DATA —

— begin —

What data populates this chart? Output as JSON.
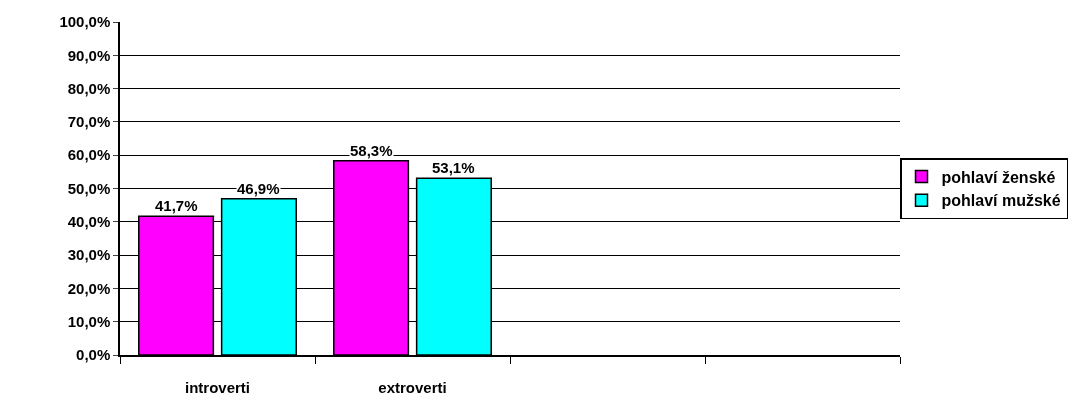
{
  "chart_data": {
    "type": "bar",
    "categories": [
      "introverti",
      "extroverti",
      null,
      null
    ],
    "series": [
      {
        "name": "pohlaví ženské",
        "color": "#ff00ff",
        "values": [
          41.7,
          58.3,
          null,
          null
        ],
        "value_labels": [
          "41,7%",
          "58,3%",
          null,
          null
        ]
      },
      {
        "name": "pohlaví mužské",
        "color": "#00ffff",
        "values": [
          46.9,
          53.1,
          null,
          null
        ],
        "value_labels": [
          "46,9%",
          "53,1%",
          null,
          null
        ]
      }
    ],
    "ylim": [
      0,
      100
    ],
    "yticks": [
      {
        "value": 0,
        "label": "0,0%"
      },
      {
        "value": 10,
        "label": "10,0%"
      },
      {
        "value": 20,
        "label": "20,0%"
      },
      {
        "value": 30,
        "label": "30,0%"
      },
      {
        "value": 40,
        "label": "40,0%"
      },
      {
        "value": 50,
        "label": "50,0%"
      },
      {
        "value": 60,
        "label": "60,0%"
      },
      {
        "value": 70,
        "label": "70,0%"
      },
      {
        "value": 80,
        "label": "80,0%"
      },
      {
        "value": 90,
        "label": "90,0%"
      },
      {
        "value": 100,
        "label": "100,0%"
      }
    ],
    "grid": "y",
    "legend": "right"
  }
}
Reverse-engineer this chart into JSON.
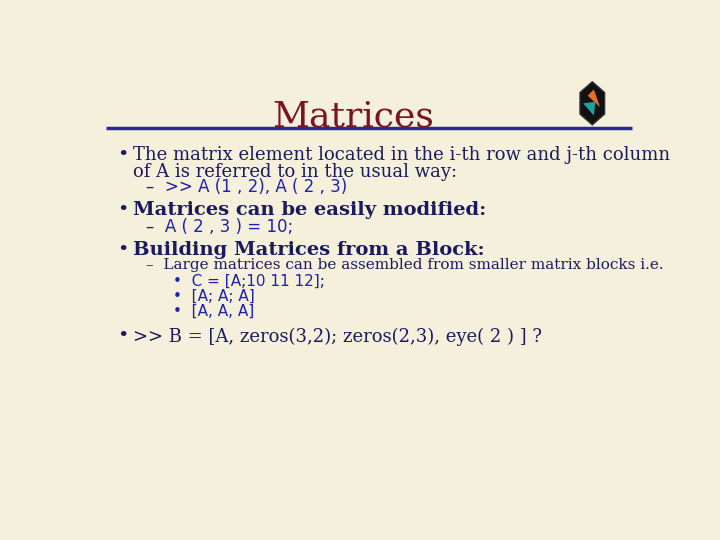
{
  "background_color": "#f5f0dc",
  "title": "Matrices",
  "title_color": "#7a1520",
  "title_fontsize": 26,
  "line_color": "#2b2b8f",
  "bullet_color": "#1a1a5e",
  "code_color": "#2020b0",
  "sub_color": "#1a1a5e",
  "main_font": "DejaVu Serif",
  "code_font": "DejaVu Sans",
  "lines": [
    {
      "type": "bullet",
      "level": 0,
      "text": "The matrix element located in the i-th row and j-th column",
      "style": "normal",
      "fontsize": 13
    },
    {
      "type": "cont",
      "level": 0,
      "text": "of A is referred to in the usual way:",
      "style": "normal",
      "fontsize": 13
    },
    {
      "type": "dash",
      "level": 1,
      "text": "–  >> A (1 , 2), A ( 2 , 3)",
      "style": "code",
      "fontsize": 12
    },
    {
      "type": "bullet",
      "level": 0,
      "text": "Matrices can be easily modified:",
      "style": "bold",
      "fontsize": 14
    },
    {
      "type": "dash",
      "level": 1,
      "text": "–  A ( 2 , 3 ) = 10;",
      "style": "code",
      "fontsize": 12
    },
    {
      "type": "bullet",
      "level": 0,
      "text": "Building Matrices from a Block:",
      "style": "bold",
      "fontsize": 14
    },
    {
      "type": "dash",
      "level": 1,
      "text": "–  Large matrices can be assembled from smaller matrix blocks i.e.",
      "style": "normal",
      "fontsize": 11
    },
    {
      "type": "subdash",
      "level": 2,
      "text": "•  C = [A;10 11 12];",
      "style": "code",
      "fontsize": 11
    },
    {
      "type": "subdash",
      "level": 2,
      "text": "•  [A; A; A]",
      "style": "code",
      "fontsize": 11
    },
    {
      "type": "subdash",
      "level": 2,
      "text": "•  [A, A, A]",
      "style": "code",
      "fontsize": 11
    },
    {
      "type": "bullet",
      "level": 0,
      "text": ">> B = [A, zeros(3,2); zeros(2,3), eye( 2 ) ] ?",
      "style": "normal",
      "fontsize": 13
    }
  ]
}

— end —

SET EXERCISE — From the records above, copy every line that holds the word "matrix".

RESPONSE TO THE TASK —
      "text": "The matrix element located in the i-th row and j-th column",
      "text": "–  Large matrices can be assembled from smaller matrix blocks i.e.",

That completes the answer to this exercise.